* _Problem to work on_
Tally the lines of the listing that contain the string "title". Give the number and nothing else.

··········

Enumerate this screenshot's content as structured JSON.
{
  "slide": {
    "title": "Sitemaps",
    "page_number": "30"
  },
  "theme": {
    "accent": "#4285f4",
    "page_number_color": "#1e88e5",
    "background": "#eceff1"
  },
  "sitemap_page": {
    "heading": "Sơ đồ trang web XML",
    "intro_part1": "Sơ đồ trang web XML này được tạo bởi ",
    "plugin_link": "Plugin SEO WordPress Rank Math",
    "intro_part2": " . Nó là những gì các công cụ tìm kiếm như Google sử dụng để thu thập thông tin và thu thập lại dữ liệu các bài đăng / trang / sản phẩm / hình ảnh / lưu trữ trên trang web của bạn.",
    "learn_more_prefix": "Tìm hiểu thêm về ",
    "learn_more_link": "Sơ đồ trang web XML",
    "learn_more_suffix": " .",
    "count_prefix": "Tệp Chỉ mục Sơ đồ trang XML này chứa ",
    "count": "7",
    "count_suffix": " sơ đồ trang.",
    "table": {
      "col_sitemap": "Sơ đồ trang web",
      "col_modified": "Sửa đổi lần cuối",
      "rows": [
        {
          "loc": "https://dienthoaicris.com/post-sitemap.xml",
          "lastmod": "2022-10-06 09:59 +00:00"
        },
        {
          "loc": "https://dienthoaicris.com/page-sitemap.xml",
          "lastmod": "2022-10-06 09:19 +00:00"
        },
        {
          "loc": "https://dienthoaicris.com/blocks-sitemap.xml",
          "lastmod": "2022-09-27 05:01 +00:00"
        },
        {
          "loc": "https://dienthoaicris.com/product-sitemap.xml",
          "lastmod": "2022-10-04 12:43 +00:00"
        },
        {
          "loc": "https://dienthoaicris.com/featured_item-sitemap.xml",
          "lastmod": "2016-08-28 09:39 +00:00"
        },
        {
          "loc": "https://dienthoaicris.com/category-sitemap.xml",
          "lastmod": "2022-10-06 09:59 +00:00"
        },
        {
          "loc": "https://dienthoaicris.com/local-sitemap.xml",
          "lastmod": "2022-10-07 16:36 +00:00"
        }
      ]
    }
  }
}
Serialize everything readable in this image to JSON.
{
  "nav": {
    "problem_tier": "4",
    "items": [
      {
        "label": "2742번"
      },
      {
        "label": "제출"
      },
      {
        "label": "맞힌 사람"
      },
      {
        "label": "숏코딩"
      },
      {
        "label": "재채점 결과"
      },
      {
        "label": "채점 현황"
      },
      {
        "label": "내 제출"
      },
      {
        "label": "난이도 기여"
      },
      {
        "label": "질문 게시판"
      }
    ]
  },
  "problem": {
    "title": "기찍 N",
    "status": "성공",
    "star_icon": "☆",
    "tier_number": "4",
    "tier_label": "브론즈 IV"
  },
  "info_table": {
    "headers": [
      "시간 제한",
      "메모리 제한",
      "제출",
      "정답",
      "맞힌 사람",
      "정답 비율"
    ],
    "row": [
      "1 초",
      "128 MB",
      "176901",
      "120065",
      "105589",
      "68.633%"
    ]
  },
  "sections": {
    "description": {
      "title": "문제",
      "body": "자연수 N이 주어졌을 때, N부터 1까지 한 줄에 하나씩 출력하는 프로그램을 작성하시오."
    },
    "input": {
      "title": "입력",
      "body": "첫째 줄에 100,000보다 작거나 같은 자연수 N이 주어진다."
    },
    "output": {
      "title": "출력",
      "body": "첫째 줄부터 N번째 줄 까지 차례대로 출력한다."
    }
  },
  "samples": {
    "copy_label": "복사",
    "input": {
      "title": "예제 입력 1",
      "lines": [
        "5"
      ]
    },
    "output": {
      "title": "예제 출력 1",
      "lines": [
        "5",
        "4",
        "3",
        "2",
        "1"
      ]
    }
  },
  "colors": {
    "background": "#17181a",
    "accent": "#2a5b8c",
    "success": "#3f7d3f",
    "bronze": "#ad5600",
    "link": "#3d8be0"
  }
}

··········

* _Reply_
7